- Given task: Go through the records and show each line where the word "content" occurs.

____ Records for the task

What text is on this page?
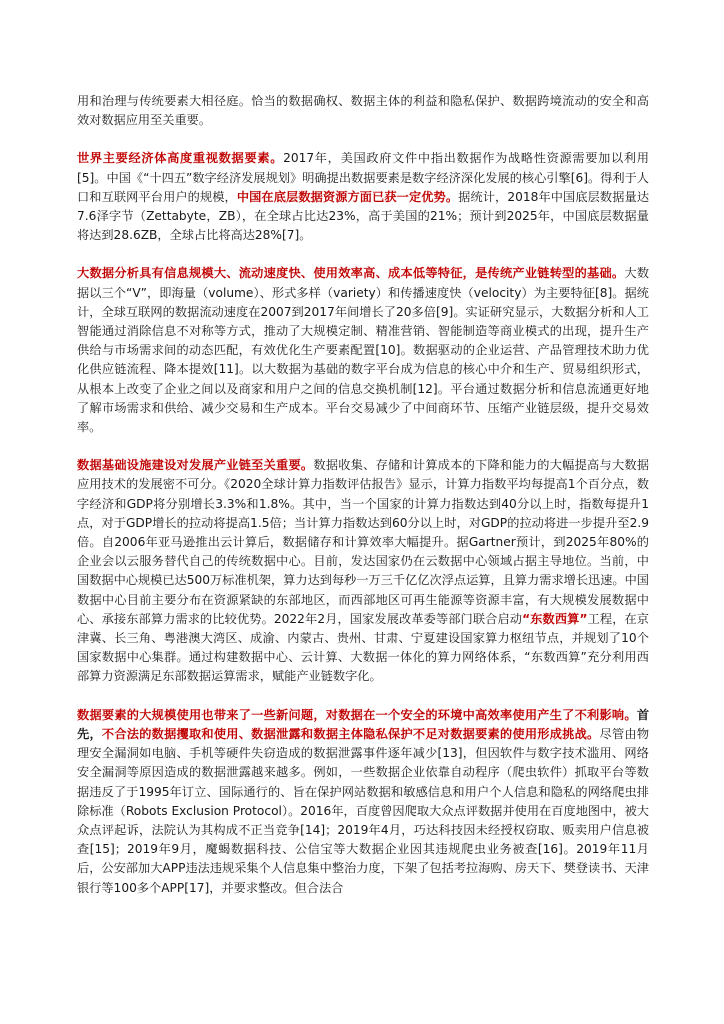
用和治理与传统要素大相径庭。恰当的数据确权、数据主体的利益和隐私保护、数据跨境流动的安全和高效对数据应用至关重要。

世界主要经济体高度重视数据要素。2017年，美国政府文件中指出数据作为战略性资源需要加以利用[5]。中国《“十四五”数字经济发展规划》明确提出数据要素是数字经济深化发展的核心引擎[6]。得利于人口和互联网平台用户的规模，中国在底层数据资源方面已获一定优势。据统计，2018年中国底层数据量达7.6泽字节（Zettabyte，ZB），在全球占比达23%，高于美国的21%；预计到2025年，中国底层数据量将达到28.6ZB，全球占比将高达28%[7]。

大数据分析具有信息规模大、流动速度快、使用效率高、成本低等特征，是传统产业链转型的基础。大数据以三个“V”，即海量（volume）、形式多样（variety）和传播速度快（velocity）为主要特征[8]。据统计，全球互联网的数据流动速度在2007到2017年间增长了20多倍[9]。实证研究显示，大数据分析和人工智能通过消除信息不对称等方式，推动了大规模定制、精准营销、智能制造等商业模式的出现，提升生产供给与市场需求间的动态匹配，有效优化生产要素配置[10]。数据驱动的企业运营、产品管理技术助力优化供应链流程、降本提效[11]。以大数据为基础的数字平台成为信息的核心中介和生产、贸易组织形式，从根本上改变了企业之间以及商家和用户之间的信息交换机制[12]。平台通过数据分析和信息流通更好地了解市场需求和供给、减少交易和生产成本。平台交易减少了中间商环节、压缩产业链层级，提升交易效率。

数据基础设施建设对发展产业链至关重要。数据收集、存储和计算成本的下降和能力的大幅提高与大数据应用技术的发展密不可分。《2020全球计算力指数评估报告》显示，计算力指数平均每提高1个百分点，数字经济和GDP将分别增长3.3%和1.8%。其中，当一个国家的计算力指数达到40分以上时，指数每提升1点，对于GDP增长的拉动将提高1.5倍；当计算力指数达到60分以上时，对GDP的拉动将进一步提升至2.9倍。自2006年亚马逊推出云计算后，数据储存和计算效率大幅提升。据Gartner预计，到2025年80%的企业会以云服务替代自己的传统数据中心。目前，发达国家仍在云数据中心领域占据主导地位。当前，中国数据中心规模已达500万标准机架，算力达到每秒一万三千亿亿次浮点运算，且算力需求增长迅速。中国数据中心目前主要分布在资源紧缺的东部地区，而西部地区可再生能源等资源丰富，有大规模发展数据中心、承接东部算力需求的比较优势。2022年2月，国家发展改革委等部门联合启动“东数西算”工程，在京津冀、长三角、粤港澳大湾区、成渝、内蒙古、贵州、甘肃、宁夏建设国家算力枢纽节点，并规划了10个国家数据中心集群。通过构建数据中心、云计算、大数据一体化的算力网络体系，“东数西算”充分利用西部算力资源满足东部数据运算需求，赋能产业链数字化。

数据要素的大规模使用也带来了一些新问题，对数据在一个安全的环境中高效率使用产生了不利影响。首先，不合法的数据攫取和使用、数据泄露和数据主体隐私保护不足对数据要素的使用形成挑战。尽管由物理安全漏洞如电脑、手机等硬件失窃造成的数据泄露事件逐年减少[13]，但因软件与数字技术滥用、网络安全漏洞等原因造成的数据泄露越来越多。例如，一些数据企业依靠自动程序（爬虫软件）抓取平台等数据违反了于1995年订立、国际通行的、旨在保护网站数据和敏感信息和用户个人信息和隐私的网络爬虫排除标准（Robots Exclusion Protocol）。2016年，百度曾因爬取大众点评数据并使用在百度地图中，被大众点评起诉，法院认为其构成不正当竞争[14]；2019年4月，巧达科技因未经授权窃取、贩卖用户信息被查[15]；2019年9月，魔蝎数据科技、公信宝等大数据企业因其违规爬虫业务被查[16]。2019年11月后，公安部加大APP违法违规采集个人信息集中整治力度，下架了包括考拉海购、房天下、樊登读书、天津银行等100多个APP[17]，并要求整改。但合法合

________
____ Records for the task

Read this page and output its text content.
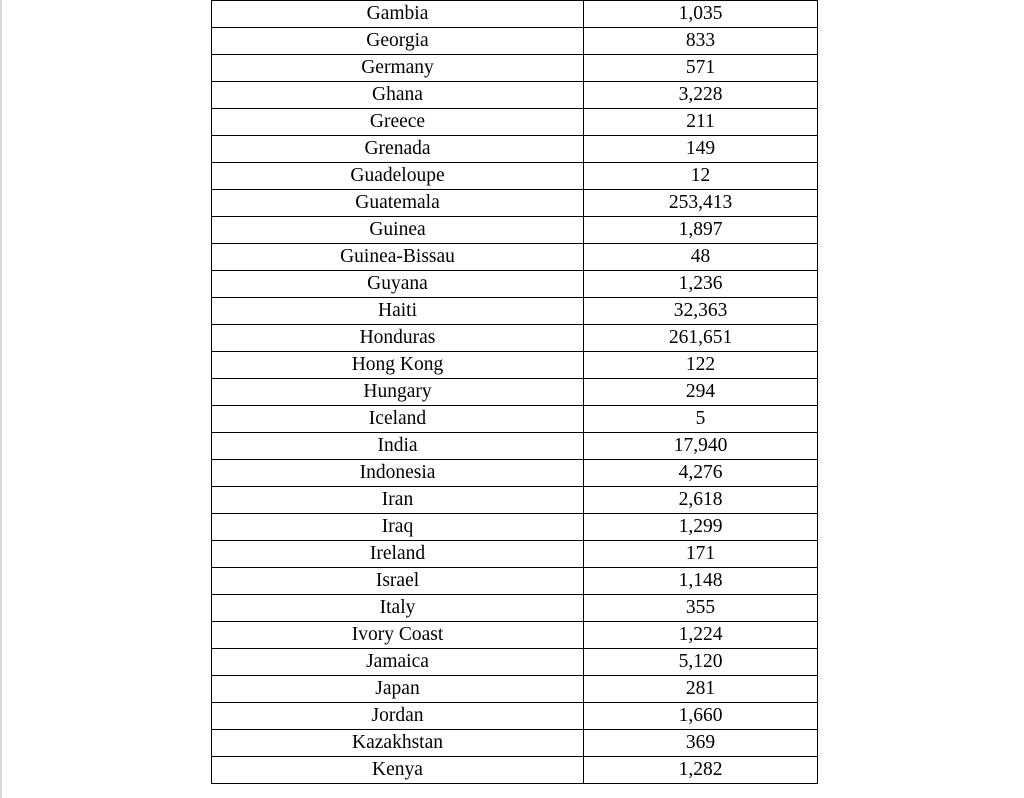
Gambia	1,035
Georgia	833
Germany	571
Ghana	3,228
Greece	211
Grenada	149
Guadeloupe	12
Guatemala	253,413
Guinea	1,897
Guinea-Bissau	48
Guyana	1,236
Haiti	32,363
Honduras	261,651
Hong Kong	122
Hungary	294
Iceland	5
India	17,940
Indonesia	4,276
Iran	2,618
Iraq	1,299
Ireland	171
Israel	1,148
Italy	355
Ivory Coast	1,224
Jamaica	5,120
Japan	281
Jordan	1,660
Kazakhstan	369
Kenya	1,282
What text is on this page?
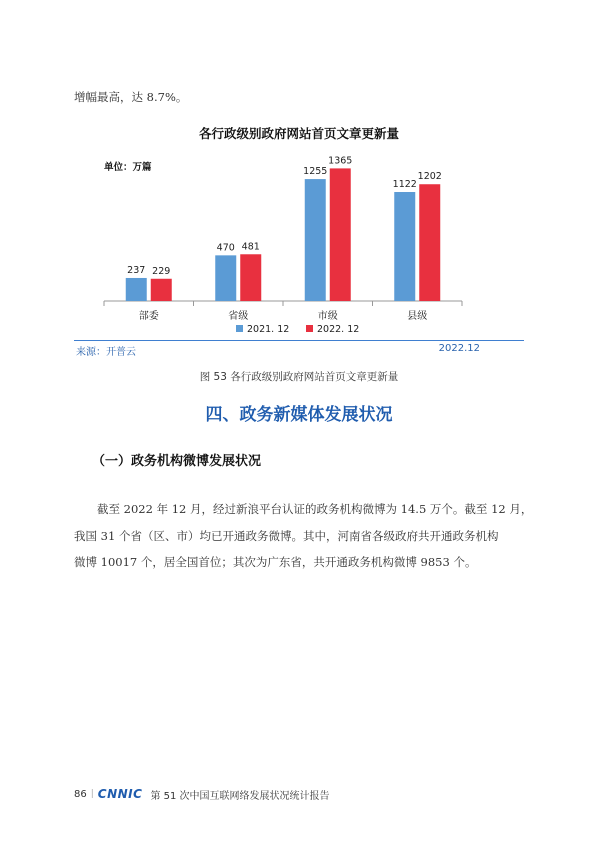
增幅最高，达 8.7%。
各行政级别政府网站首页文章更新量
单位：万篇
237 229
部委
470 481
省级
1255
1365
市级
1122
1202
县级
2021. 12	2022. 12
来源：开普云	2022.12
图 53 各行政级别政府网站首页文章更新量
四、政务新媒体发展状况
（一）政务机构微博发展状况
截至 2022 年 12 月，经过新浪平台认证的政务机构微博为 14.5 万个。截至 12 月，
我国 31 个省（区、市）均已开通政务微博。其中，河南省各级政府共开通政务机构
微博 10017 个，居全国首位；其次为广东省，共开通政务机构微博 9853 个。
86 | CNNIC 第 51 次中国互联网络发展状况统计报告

________
____ Records for the task

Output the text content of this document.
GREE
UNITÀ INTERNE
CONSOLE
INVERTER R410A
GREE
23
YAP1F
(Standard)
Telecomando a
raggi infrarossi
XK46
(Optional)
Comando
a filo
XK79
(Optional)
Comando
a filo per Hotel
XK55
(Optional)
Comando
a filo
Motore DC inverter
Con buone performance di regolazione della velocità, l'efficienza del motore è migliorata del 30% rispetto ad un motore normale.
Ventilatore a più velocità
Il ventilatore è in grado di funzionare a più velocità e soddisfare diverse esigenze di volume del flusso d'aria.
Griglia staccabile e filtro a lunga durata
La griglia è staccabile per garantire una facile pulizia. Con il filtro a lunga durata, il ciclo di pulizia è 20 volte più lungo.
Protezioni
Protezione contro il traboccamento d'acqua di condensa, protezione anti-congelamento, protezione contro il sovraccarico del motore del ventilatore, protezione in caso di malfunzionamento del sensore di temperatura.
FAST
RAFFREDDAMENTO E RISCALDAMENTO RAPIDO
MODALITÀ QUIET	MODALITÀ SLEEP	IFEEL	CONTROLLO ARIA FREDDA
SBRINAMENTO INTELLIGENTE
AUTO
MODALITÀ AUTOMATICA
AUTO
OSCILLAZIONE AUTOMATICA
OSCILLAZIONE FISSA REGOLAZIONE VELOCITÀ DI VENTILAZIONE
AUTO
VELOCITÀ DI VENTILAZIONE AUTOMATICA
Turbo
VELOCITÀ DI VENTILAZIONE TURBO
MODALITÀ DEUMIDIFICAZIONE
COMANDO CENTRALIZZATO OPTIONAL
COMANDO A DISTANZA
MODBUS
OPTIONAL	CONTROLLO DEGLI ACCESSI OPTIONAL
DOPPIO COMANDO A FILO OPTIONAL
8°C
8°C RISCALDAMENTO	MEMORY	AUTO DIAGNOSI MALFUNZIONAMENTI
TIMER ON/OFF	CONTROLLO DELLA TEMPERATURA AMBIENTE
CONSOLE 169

________

- Exercise answer:
Read this page and output its text content.
Output the text content of this document.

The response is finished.